[Dataset items]

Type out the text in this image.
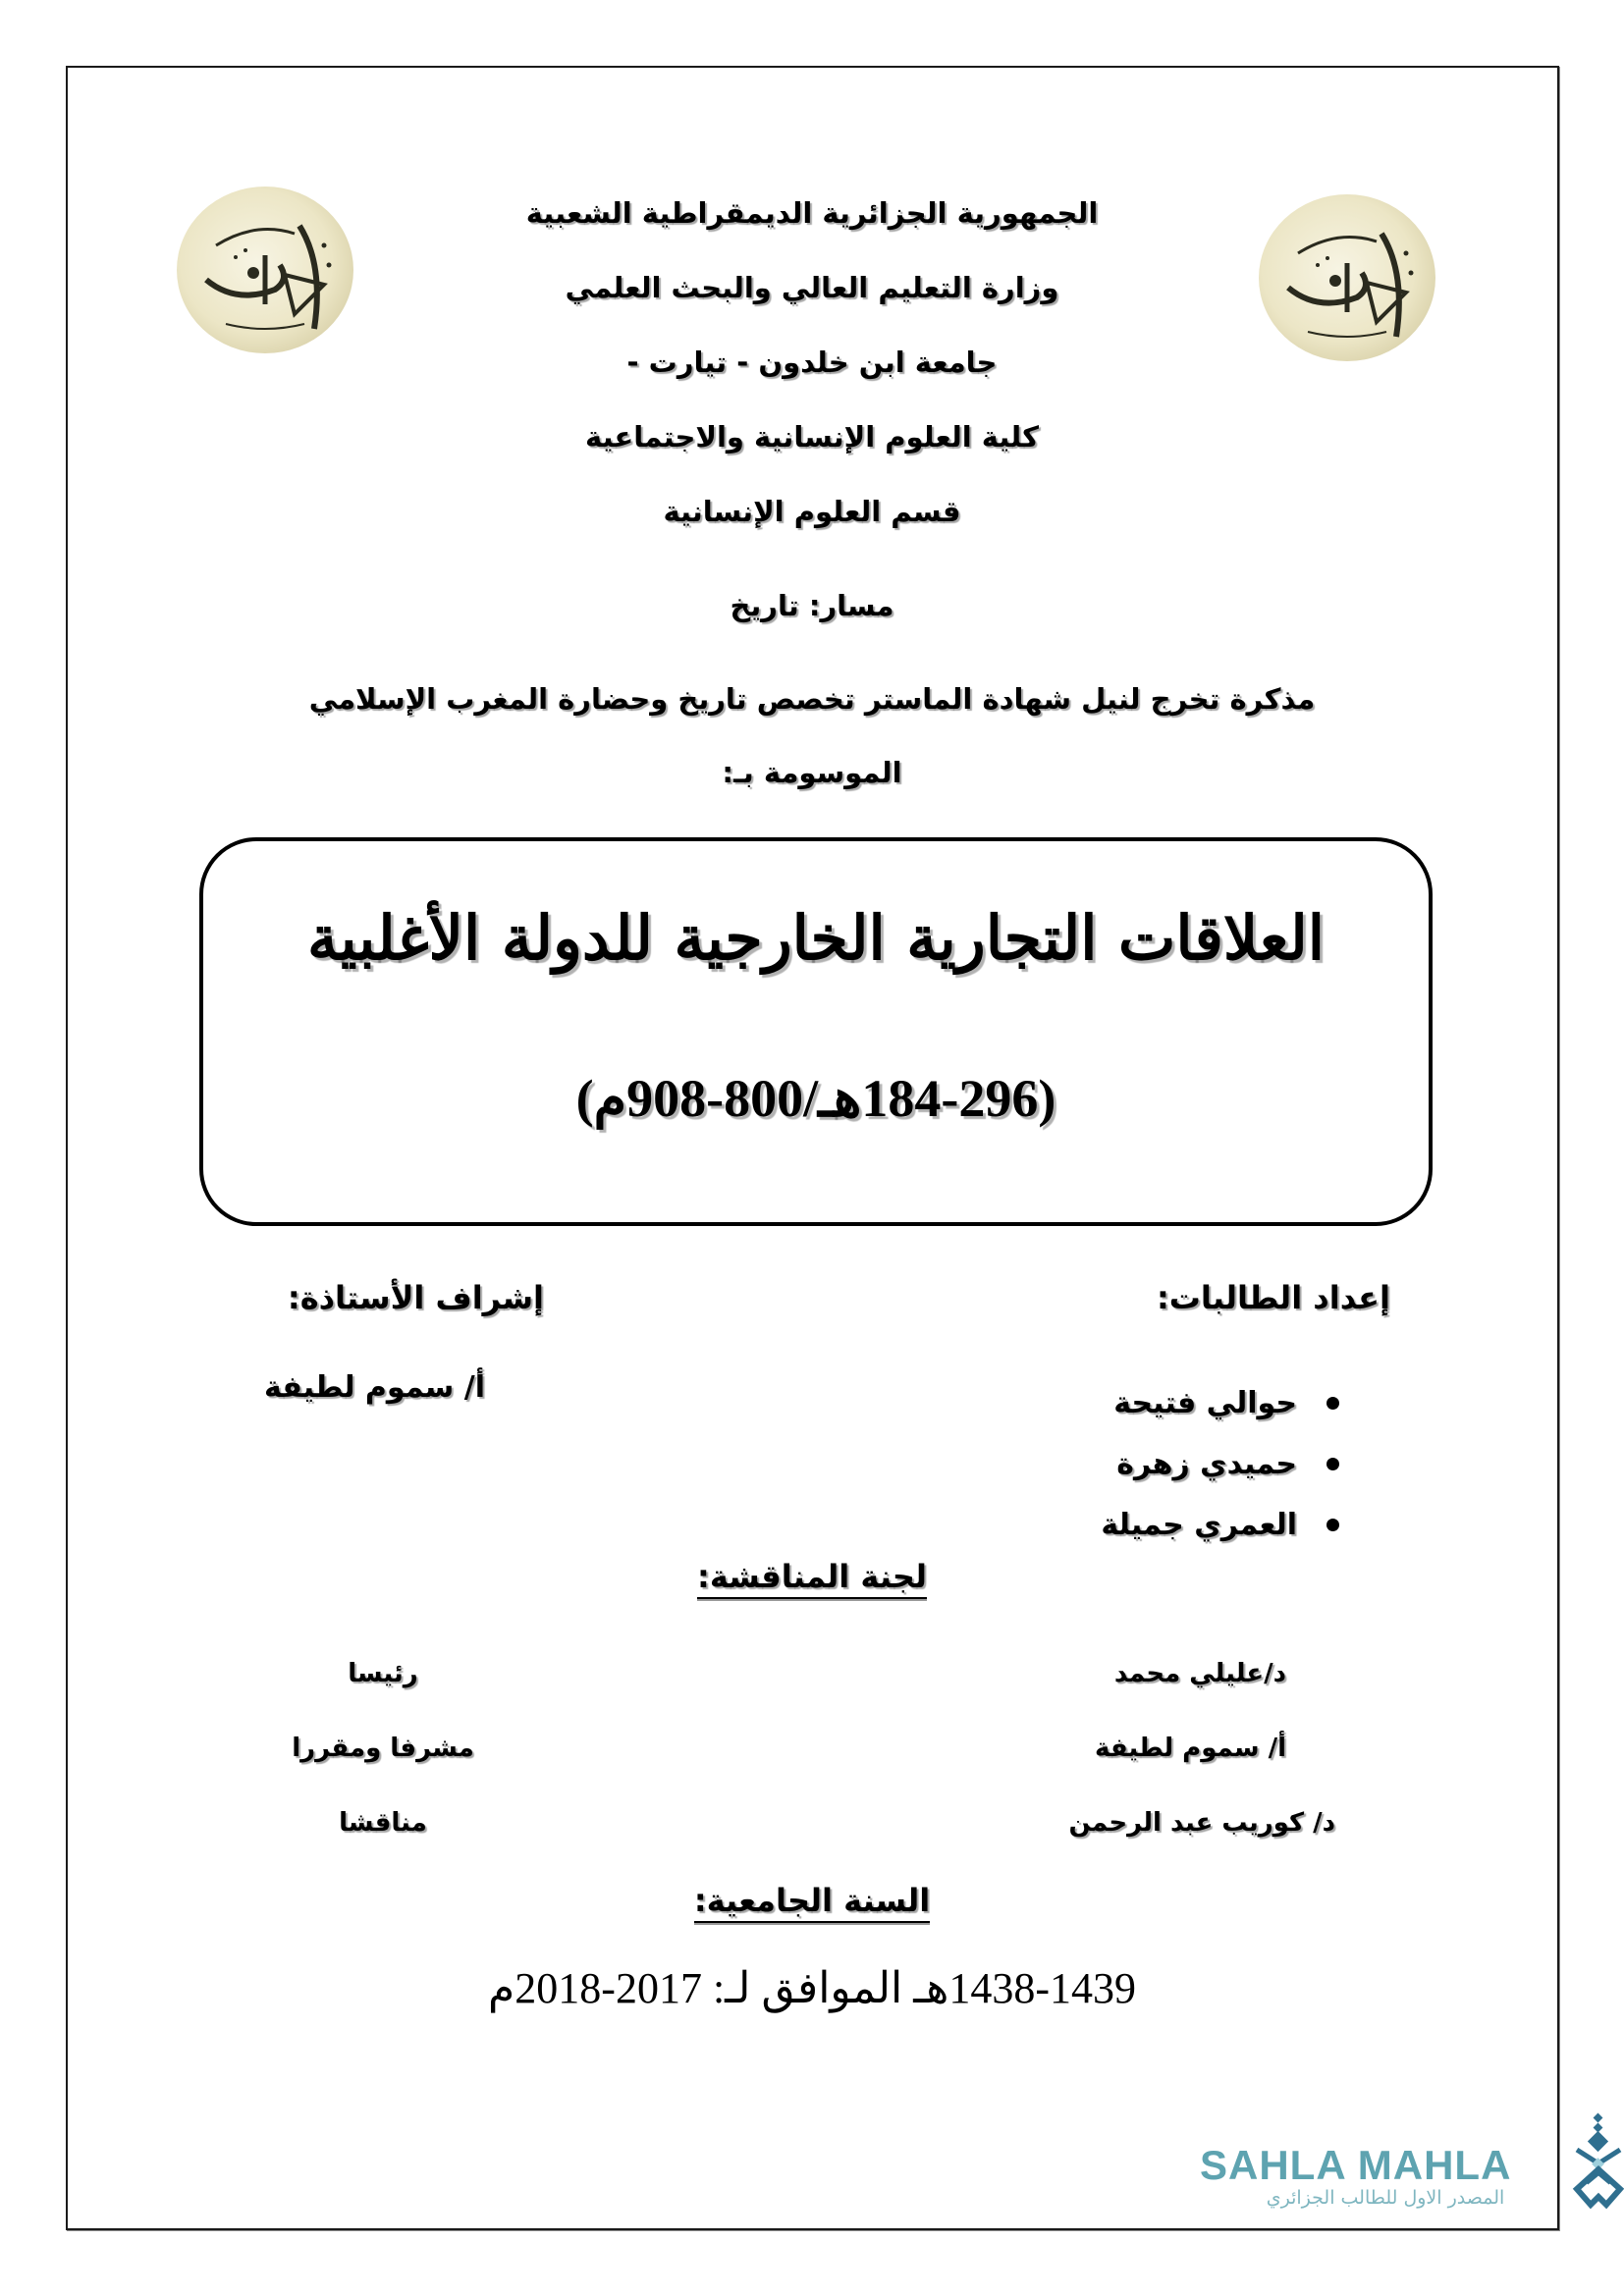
الجمهورية الجزائرية الديمقراطية الشعبية
وزارة التعليم العالي والبحث العلمي
جامعة ابن خلدون - تيارت -
كلية العلوم الإنسانية والاجتماعية
قسم العلوم الإنسانية
مسار: تاريخ
مذكرة تخرج لنيل شهادة الماستر تخصص تاريخ وحضارة المغرب الإسلامي
الموسومة بـ:
العلاقات التجارية الخارجية للدولة الأغلبية
(184-296هـ/800-908م)
إعداد الطالبات:
إشراف الأستاذة:
حوالي فتيحة
حميدي زهرة
العمري جميلة
أ/ سموم لطيفة
لجنة المناقشة:
د/عليلي محمد
رئيسا
أ/ سموم لطيفة
مشرفا ومقررا
د/ كوريب عبد الرحمن
مناقشا
السنة الجامعية:
1438-1439هـ الموافق لـ: 2017-2018م
SAHLA MAHLA
المصدر الاول للطالب الجزائري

#### Work to complete
Retype the whole listing, keeping every line identical and omitting all pictures.

#### Solution to this problem
Type out the text in this image.
الجمهورية الجزائرية الديمقراطية الشعبية
وزارة التعليم العالي والبحث العلمي
جامعة ابن خلدون - تيارت -
كلية العلوم الإنسانية والاجتماعية
قسم العلوم الإنسانية
مسار: تاريخ
مذكرة تخرج لنيل شهادة الماستر تخصص تاريخ وحضارة المغرب الإسلامي
الموسومة بـ:
العلاقات التجارية الخارجية للدولة الأغلبية
(184-296هـ/800-908م)
إعداد الطالبات:
إشراف الأستاذة:
حوالي فتيحة
حميدي زهرة
العمري جميلة
أ/ سموم لطيفة
لجنة المناقشة:
د/عليلي محمد
رئيسا
أ/ سموم لطيفة
مشرفا ومقررا
د/ كوريب عبد الرحمن
مناقشا
السنة الجامعية:
1438-1439هـ الموافق لـ: 2017-2018م
SAHLA MAHLA
المصدر الاول للطالب الجزائري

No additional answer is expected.